### GIVEN RECORDS
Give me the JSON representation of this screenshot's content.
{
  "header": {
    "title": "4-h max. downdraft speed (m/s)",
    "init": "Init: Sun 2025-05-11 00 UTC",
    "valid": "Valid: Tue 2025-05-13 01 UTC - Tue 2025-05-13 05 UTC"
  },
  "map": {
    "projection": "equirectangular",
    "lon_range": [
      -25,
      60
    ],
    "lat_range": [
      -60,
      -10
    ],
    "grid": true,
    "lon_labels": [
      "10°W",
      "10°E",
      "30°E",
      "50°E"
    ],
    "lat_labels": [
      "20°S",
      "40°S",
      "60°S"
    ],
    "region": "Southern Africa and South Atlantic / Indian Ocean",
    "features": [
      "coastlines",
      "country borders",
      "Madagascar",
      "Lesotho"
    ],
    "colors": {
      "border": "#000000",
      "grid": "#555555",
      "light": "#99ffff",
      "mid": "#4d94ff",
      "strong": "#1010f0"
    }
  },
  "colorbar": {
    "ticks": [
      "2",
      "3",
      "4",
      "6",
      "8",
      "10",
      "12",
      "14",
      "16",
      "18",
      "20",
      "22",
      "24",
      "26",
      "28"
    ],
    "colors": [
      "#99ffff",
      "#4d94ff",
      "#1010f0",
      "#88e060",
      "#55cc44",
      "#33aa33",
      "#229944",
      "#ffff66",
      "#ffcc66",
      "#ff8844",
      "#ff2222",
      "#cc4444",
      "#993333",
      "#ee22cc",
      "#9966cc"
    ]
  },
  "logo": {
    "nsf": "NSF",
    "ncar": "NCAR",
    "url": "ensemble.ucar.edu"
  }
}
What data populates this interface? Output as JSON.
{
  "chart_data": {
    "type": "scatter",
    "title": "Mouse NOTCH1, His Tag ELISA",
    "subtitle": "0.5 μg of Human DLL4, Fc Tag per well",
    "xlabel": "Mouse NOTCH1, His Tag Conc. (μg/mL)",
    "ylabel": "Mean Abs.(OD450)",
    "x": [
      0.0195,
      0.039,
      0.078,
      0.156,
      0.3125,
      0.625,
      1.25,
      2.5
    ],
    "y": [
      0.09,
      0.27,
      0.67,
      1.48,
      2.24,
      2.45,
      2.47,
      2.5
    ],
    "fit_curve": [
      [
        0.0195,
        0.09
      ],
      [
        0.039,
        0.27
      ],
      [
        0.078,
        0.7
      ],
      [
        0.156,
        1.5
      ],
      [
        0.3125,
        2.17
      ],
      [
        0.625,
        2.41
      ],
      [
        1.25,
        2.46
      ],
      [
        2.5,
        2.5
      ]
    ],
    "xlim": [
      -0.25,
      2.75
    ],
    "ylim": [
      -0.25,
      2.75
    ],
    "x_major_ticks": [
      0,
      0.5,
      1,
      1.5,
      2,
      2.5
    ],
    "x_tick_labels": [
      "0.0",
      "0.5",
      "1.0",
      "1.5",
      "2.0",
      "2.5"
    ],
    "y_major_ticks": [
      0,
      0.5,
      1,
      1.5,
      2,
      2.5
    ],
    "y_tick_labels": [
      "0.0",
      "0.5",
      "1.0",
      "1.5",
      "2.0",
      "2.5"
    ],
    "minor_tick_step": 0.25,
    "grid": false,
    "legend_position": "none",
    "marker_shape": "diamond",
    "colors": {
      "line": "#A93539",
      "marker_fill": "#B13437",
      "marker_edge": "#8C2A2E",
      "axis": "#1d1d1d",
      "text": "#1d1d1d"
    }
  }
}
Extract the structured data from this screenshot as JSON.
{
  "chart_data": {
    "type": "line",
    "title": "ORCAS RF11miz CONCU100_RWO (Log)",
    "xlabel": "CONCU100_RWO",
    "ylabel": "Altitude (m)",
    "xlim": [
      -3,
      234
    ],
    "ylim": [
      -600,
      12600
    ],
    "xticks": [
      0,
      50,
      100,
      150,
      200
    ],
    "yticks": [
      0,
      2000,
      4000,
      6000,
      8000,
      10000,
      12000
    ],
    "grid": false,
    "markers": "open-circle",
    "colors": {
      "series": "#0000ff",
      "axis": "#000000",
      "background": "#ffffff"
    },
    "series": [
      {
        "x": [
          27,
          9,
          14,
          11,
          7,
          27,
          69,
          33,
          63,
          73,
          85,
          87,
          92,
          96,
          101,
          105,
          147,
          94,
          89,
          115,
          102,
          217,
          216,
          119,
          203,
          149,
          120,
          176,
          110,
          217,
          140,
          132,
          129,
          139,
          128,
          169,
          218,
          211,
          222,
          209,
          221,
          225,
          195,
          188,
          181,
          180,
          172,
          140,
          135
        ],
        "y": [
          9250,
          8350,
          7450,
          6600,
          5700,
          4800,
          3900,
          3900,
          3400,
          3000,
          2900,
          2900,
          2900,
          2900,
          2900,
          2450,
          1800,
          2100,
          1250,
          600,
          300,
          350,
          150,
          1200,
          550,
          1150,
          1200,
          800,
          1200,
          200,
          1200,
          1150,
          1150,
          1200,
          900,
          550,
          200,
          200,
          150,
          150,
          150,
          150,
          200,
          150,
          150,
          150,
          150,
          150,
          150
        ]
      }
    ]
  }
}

### OBJECTIVE
Which lines contain "xlabel"? Copy each of them.

### EXERCISE RESULT
    "xlabel": "Mouse NOTCH1, His Tag Conc. (μg/mL)",
    "xlabel": "CONCU100_RWO",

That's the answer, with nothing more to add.